Wherever a line holds the string "Получатель", copy that line.

········

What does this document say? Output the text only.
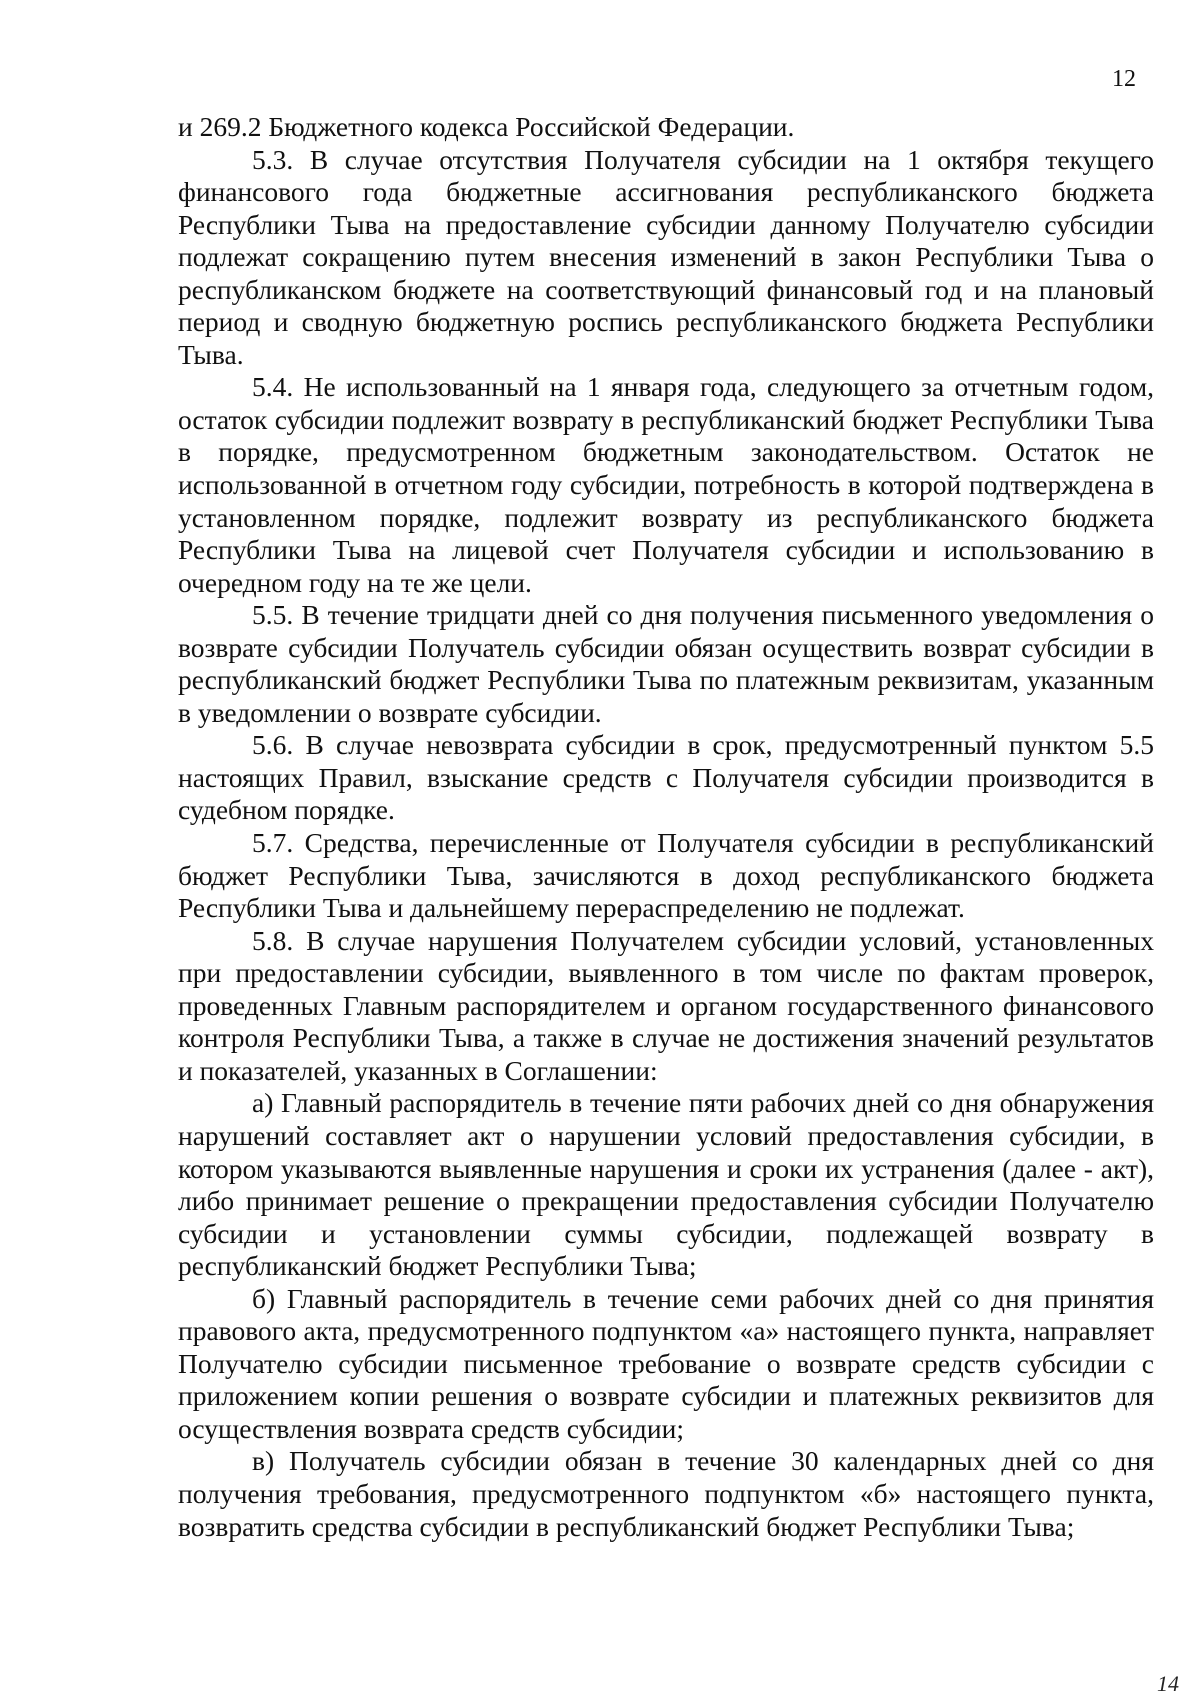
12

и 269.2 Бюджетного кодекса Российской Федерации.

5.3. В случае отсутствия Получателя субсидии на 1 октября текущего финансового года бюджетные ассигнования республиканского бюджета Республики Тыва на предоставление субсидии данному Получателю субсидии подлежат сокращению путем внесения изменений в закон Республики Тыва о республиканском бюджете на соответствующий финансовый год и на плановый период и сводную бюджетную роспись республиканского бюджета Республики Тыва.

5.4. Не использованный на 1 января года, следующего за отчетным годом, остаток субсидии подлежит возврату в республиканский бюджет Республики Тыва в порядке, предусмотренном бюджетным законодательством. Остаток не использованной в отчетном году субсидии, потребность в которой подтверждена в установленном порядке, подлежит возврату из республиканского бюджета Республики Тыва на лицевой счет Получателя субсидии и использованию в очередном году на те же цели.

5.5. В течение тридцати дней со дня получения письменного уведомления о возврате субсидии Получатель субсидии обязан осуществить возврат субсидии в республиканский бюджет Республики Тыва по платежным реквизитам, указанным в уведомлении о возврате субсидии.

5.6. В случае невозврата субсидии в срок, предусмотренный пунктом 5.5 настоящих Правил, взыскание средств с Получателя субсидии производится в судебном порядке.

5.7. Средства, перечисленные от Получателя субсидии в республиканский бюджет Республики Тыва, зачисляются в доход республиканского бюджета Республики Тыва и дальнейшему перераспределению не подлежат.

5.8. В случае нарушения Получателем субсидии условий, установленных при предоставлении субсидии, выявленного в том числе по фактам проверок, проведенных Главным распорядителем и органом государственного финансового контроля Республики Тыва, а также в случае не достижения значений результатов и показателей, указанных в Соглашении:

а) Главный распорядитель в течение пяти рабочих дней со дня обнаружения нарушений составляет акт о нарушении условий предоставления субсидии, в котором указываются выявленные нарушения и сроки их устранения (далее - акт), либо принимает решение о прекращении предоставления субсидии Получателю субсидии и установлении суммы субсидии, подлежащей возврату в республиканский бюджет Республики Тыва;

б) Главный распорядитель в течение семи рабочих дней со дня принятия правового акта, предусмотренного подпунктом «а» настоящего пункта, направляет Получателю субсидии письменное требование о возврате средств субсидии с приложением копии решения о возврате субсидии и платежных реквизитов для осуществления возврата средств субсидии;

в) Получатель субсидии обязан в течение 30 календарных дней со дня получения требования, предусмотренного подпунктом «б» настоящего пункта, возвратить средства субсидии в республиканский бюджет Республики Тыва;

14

········

Solution to this problem |
5.5. В течение тридцати дней со дня получения письменного уведомления о возврате субсидии Получатель субсидии обязан осуществить возврат субсидии в республиканский бюджет Республики Тыва по платежным реквизитам, указанным в уведомлении о возврате субсидии.
в) Получатель субсидии обязан в течение 30 календарных дней со дня получения требования, предусмотренного подпунктом «б» настоящего пункта, возвратить средства субсидии в республиканский бюджет Республики Тыва;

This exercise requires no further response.